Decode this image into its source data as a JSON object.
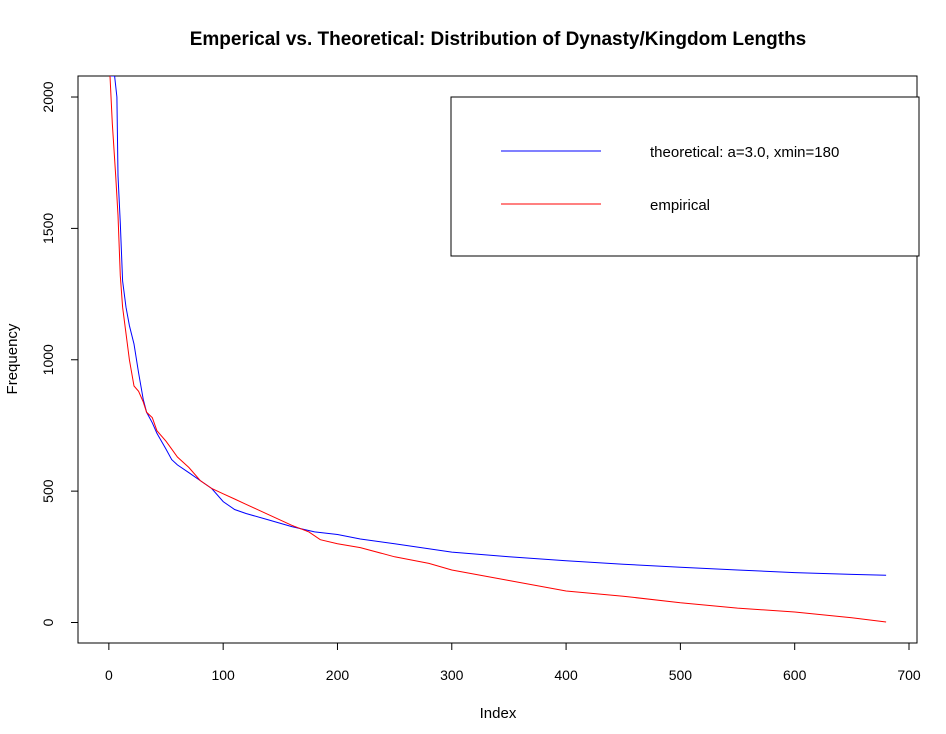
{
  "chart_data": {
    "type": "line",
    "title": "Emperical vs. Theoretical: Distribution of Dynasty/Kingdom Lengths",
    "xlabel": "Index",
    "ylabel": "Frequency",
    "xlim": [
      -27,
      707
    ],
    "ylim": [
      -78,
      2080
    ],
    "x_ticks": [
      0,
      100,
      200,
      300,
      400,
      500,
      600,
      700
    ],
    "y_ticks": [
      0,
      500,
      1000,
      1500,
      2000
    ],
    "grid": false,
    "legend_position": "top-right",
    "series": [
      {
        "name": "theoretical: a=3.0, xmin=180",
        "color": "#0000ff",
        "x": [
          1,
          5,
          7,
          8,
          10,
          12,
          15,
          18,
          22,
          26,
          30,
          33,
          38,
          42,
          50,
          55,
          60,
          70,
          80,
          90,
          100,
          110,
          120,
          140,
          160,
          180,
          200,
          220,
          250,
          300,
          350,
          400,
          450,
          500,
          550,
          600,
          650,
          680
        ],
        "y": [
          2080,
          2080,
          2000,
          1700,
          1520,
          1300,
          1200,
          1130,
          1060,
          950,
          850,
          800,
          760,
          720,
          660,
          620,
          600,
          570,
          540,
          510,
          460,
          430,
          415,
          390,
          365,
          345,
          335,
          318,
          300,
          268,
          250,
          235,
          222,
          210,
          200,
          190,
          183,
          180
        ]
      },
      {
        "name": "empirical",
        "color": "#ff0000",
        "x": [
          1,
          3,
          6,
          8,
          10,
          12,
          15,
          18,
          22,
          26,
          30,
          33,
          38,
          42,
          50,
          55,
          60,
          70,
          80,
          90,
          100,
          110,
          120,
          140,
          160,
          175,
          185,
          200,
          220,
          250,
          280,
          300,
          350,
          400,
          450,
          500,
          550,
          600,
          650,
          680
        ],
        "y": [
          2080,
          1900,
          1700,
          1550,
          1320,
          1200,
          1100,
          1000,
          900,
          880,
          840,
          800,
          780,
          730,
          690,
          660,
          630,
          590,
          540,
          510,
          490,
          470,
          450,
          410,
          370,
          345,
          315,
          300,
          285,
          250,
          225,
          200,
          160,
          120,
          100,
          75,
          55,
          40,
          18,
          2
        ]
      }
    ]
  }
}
+++
● YOUR OBJECTIVE: Give the entries again without a single change, but with no pictures.

● COMPLETED EXERCISE:
Decode this image into its source data as a JSON object.
{
  "chart_data": {
    "type": "line",
    "title": "Emperical vs. Theoretical: Distribution of Dynasty/Kingdom Lengths",
    "xlabel": "Index",
    "ylabel": "Frequency",
    "xlim": [
      -27,
      707
    ],
    "ylim": [
      -78,
      2080
    ],
    "x_ticks": [
      0,
      100,
      200,
      300,
      400,
      500,
      600,
      700
    ],
    "y_ticks": [
      0,
      500,
      1000,
      1500,
      2000
    ],
    "grid": false,
    "legend_position": "top-right",
    "series": [
      {
        "name": "theoretical: a=3.0, xmin=180",
        "color": "#0000ff",
        "x": [
          1,
          5,
          7,
          8,
          10,
          12,
          15,
          18,
          22,
          26,
          30,
          33,
          38,
          42,
          50,
          55,
          60,
          70,
          80,
          90,
          100,
          110,
          120,
          140,
          160,
          180,
          200,
          220,
          250,
          300,
          350,
          400,
          450,
          500,
          550,
          600,
          650,
          680
        ],
        "y": [
          2080,
          2080,
          2000,
          1700,
          1520,
          1300,
          1200,
          1130,
          1060,
          950,
          850,
          800,
          760,
          720,
          660,
          620,
          600,
          570,
          540,
          510,
          460,
          430,
          415,
          390,
          365,
          345,
          335,
          318,
          300,
          268,
          250,
          235,
          222,
          210,
          200,
          190,
          183,
          180
        ]
      },
      {
        "name": "empirical",
        "color": "#ff0000",
        "x": [
          1,
          3,
          6,
          8,
          10,
          12,
          15,
          18,
          22,
          26,
          30,
          33,
          38,
          42,
          50,
          55,
          60,
          70,
          80,
          90,
          100,
          110,
          120,
          140,
          160,
          175,
          185,
          200,
          220,
          250,
          280,
          300,
          350,
          400,
          450,
          500,
          550,
          600,
          650,
          680
        ],
        "y": [
          2080,
          1900,
          1700,
          1550,
          1320,
          1200,
          1100,
          1000,
          900,
          880,
          840,
          800,
          780,
          730,
          690,
          660,
          630,
          590,
          540,
          510,
          490,
          470,
          450,
          410,
          370,
          345,
          315,
          300,
          285,
          250,
          225,
          200,
          160,
          120,
          100,
          75,
          55,
          40,
          18,
          2
        ]
      }
    ]
  }
}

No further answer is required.